(Material for this exercise)
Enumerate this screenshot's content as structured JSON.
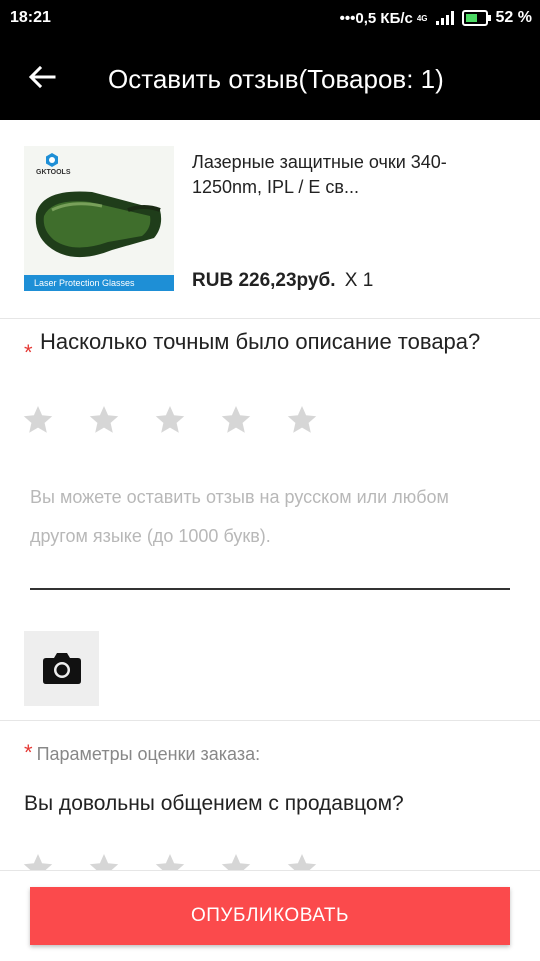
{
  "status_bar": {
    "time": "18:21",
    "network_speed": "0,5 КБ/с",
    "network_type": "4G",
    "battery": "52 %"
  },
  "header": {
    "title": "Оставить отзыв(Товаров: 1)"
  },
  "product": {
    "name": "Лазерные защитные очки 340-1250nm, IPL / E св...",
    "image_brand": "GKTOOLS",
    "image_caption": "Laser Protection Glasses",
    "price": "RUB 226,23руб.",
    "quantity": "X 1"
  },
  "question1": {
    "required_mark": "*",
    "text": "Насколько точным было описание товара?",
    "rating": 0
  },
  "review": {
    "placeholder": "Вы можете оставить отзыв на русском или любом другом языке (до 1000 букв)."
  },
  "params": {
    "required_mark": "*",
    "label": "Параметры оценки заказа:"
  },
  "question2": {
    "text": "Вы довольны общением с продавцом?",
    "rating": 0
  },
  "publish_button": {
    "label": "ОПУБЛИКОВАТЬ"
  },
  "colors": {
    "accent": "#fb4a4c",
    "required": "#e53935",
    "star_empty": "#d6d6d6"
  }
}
--
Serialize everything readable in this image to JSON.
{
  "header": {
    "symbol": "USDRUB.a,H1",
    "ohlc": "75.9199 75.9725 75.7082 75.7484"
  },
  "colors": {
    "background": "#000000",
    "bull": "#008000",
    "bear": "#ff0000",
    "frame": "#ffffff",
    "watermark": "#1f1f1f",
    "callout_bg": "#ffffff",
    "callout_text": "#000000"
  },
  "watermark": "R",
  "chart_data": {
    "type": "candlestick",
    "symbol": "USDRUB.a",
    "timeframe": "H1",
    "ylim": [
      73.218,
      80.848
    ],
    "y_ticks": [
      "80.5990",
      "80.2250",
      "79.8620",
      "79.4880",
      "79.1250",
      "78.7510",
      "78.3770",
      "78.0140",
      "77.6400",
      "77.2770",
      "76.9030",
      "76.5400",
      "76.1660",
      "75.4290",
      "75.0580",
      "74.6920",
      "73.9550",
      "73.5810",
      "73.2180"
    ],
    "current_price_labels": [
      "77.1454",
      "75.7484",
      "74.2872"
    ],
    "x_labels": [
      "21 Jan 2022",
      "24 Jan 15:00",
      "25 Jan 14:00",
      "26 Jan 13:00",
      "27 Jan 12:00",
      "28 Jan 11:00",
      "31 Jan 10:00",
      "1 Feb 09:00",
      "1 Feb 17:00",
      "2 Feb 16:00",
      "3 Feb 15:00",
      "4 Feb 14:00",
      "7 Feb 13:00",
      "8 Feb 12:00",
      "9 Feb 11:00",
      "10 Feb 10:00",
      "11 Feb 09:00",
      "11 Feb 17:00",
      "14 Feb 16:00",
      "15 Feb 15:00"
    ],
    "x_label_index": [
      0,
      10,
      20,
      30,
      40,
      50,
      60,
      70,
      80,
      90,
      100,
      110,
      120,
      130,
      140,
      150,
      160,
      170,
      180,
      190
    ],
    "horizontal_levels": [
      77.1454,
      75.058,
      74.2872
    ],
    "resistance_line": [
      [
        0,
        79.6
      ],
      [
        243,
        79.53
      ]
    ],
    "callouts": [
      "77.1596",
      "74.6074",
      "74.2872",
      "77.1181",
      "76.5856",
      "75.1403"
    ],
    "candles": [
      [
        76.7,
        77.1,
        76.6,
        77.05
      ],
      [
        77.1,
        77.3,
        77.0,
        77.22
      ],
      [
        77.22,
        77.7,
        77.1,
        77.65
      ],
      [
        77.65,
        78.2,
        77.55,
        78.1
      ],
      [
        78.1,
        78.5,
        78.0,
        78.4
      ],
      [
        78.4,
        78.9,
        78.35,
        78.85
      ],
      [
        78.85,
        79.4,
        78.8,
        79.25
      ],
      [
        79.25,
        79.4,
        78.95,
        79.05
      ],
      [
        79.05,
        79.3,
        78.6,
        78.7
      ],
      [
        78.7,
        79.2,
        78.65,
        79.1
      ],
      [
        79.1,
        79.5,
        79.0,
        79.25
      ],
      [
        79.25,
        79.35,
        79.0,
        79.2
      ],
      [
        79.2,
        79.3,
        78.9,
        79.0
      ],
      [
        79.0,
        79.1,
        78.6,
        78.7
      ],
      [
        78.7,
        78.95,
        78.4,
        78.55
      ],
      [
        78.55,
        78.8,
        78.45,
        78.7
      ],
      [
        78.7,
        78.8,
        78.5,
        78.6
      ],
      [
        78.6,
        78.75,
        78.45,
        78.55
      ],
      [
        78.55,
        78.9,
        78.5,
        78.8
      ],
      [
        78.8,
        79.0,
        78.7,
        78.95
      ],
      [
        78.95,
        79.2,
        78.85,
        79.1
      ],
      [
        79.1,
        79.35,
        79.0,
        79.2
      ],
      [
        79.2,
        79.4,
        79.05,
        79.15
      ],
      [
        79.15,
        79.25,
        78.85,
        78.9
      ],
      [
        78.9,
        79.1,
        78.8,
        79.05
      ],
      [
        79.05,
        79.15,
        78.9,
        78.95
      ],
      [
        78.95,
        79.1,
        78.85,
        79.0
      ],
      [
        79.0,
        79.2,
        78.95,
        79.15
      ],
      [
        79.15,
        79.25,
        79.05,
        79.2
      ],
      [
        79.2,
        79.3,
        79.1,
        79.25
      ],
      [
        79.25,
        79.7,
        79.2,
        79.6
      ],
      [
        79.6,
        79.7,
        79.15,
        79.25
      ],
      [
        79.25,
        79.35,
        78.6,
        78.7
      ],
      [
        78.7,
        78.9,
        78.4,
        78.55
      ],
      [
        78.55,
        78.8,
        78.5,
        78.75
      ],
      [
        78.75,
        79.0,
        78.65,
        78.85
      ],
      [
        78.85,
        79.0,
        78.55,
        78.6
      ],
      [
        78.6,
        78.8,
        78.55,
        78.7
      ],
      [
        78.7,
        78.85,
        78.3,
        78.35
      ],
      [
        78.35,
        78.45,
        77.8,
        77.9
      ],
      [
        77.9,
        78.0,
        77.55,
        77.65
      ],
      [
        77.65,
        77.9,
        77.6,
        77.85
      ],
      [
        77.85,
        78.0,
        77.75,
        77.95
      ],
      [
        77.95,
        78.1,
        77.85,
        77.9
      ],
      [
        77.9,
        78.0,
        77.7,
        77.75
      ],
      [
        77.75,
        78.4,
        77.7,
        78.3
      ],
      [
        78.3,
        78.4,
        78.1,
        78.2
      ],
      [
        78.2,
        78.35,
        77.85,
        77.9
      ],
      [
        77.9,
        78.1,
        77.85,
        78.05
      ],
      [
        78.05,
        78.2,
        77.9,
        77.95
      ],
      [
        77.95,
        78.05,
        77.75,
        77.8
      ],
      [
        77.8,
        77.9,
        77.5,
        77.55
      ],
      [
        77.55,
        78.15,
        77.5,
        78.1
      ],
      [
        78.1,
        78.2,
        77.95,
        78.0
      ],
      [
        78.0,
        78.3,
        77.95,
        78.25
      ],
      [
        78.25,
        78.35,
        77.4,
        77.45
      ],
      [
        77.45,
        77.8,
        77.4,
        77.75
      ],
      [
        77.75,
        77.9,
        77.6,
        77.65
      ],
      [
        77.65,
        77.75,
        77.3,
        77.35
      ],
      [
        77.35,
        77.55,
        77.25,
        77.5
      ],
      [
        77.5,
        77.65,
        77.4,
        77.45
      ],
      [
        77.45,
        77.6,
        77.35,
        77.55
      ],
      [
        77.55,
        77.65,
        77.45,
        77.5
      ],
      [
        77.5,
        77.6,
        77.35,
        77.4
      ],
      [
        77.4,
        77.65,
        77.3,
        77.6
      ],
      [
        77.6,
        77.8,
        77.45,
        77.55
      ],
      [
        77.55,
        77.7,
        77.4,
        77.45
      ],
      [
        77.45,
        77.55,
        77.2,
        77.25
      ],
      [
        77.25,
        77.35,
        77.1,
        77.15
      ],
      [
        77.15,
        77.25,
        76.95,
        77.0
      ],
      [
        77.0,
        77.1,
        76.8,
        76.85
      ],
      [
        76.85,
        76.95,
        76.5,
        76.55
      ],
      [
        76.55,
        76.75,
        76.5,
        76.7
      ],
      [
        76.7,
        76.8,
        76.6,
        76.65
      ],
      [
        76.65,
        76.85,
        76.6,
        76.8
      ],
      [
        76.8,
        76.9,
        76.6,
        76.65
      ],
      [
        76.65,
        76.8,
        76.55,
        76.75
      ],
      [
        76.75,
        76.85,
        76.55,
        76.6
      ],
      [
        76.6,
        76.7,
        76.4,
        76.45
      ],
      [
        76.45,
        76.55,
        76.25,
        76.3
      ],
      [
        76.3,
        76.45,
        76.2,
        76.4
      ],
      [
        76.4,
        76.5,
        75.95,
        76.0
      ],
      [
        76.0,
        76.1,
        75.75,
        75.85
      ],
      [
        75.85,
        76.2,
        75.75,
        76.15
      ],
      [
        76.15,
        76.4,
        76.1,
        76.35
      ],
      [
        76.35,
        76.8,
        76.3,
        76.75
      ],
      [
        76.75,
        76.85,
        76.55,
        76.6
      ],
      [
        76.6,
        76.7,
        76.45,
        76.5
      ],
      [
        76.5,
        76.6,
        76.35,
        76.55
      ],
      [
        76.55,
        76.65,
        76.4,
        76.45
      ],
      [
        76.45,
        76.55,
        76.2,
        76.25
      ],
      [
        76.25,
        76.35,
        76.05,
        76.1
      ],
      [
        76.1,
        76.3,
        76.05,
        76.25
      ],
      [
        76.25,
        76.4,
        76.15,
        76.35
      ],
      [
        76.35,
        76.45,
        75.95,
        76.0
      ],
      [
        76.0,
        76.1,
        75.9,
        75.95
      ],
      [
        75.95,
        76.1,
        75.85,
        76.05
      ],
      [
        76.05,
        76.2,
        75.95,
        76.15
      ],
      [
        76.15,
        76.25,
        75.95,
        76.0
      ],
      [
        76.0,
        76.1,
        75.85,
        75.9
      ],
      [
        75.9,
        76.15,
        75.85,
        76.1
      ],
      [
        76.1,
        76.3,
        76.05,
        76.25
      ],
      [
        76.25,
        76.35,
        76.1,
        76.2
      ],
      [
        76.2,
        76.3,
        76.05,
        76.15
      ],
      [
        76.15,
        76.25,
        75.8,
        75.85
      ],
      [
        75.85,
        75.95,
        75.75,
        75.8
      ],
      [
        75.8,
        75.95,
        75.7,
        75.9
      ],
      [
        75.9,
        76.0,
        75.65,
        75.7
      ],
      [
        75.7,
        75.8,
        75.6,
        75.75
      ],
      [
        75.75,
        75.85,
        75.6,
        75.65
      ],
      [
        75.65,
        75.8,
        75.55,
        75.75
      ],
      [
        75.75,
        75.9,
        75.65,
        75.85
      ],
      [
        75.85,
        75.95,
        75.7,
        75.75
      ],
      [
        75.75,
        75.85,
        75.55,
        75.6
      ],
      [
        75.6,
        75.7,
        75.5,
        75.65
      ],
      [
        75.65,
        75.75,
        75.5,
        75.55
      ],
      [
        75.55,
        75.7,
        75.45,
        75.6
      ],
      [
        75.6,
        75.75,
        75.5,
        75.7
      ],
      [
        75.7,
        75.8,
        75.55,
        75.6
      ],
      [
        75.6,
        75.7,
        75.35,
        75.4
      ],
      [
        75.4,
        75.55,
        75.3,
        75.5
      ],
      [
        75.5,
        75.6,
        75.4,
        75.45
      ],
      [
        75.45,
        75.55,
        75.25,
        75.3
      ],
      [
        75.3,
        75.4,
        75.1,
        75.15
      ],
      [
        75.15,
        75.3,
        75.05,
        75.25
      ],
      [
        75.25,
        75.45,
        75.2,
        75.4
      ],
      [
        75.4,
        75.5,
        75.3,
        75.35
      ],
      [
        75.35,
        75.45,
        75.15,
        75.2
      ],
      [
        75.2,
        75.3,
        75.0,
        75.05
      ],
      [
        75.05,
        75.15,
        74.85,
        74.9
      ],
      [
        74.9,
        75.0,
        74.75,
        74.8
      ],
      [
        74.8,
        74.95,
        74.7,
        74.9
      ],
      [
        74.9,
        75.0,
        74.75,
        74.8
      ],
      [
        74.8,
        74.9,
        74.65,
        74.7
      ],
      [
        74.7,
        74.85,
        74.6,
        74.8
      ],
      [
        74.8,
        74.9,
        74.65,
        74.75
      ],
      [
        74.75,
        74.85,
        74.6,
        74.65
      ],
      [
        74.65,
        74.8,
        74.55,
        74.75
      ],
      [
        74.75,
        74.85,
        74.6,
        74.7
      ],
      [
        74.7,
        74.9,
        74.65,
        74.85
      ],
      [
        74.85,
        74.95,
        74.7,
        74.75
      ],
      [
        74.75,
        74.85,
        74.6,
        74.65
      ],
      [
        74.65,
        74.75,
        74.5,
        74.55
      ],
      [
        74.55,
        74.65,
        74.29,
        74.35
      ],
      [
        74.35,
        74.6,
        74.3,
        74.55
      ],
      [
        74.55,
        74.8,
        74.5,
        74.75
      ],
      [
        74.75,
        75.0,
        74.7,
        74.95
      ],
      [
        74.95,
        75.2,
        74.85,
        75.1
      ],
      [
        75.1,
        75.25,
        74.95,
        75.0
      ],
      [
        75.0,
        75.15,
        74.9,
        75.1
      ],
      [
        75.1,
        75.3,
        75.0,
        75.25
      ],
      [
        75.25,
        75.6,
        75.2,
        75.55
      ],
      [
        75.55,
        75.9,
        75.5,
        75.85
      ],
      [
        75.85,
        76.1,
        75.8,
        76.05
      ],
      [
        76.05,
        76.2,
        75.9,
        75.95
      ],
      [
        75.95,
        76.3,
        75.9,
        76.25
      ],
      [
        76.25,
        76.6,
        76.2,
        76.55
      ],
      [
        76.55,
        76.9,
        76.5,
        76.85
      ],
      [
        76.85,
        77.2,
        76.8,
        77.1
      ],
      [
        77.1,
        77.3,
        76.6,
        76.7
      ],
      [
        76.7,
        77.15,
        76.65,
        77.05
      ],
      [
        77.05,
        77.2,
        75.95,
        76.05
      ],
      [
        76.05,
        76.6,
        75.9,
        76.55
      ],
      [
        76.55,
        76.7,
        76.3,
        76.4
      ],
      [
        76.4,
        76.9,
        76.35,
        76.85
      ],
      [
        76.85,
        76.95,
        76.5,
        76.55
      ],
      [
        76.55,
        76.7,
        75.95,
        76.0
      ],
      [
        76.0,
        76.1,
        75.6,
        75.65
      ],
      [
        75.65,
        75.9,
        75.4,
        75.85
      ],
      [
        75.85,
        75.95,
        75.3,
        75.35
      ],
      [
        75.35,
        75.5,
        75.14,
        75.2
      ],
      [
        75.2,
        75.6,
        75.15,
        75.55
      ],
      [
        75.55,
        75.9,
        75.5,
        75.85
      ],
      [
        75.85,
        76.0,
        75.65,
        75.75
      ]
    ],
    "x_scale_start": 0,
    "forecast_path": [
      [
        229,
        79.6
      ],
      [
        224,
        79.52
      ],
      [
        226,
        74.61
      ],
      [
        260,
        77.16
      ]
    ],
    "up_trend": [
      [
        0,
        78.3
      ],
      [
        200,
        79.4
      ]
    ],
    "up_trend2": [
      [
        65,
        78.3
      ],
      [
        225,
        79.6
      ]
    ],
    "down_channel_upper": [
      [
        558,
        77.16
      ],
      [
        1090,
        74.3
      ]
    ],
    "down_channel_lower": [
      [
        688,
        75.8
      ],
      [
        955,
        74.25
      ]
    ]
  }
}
...
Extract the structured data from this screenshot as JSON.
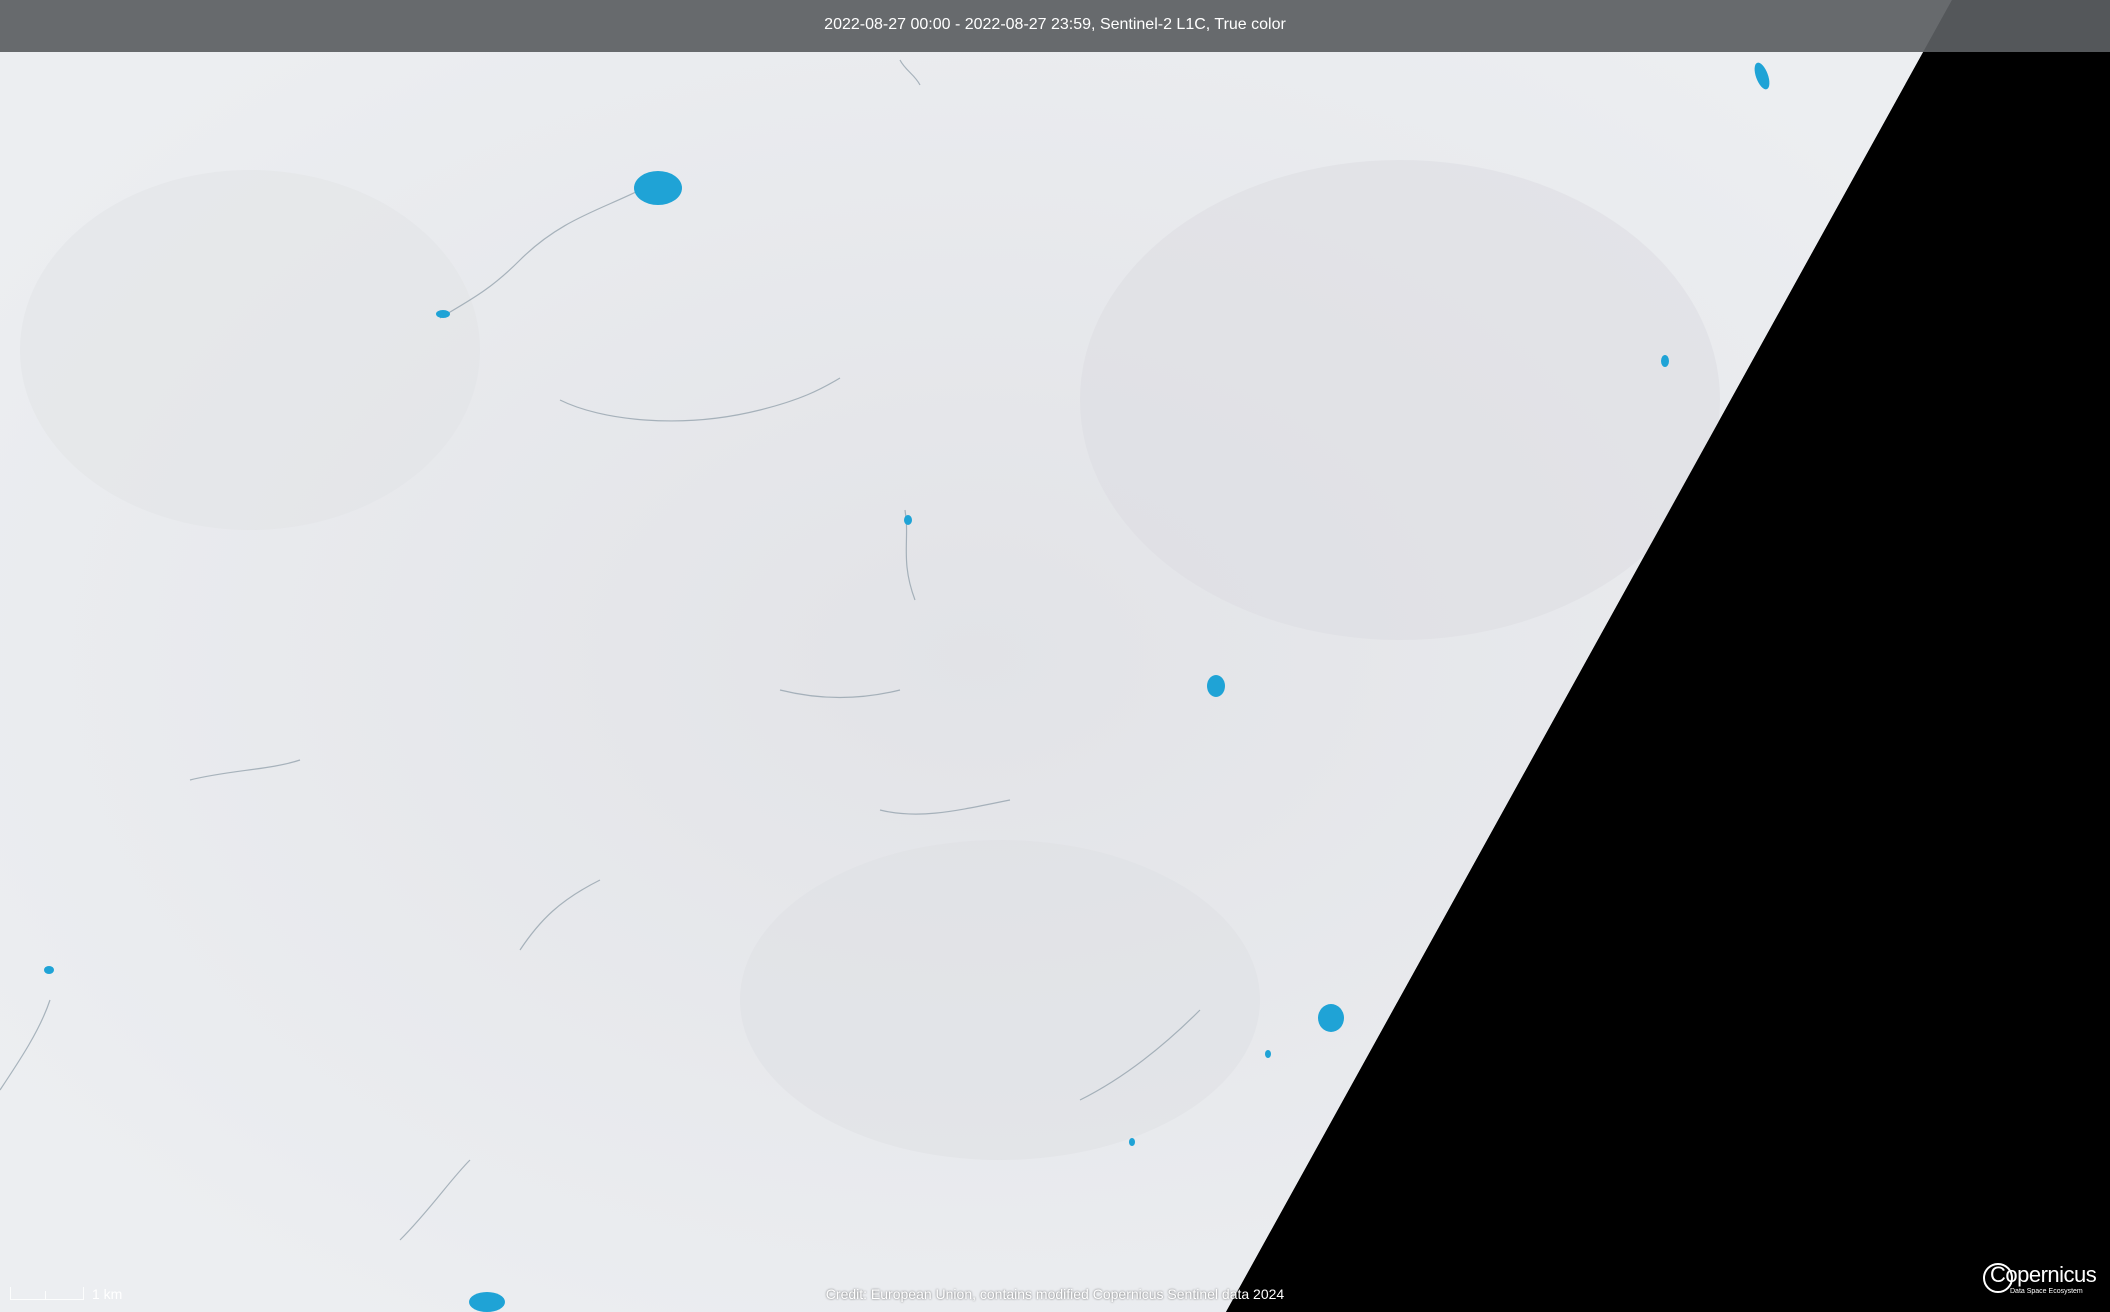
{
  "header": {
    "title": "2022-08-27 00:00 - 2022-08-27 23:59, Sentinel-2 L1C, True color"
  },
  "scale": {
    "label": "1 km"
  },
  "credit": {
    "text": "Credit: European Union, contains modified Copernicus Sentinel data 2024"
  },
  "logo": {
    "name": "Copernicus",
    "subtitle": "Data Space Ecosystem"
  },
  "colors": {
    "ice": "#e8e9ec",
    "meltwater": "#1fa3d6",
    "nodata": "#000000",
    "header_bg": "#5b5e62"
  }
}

(Exercise instructions) Tally the lines of the records holding the word "Copernicus", then state only the tally.

(Written reply) 2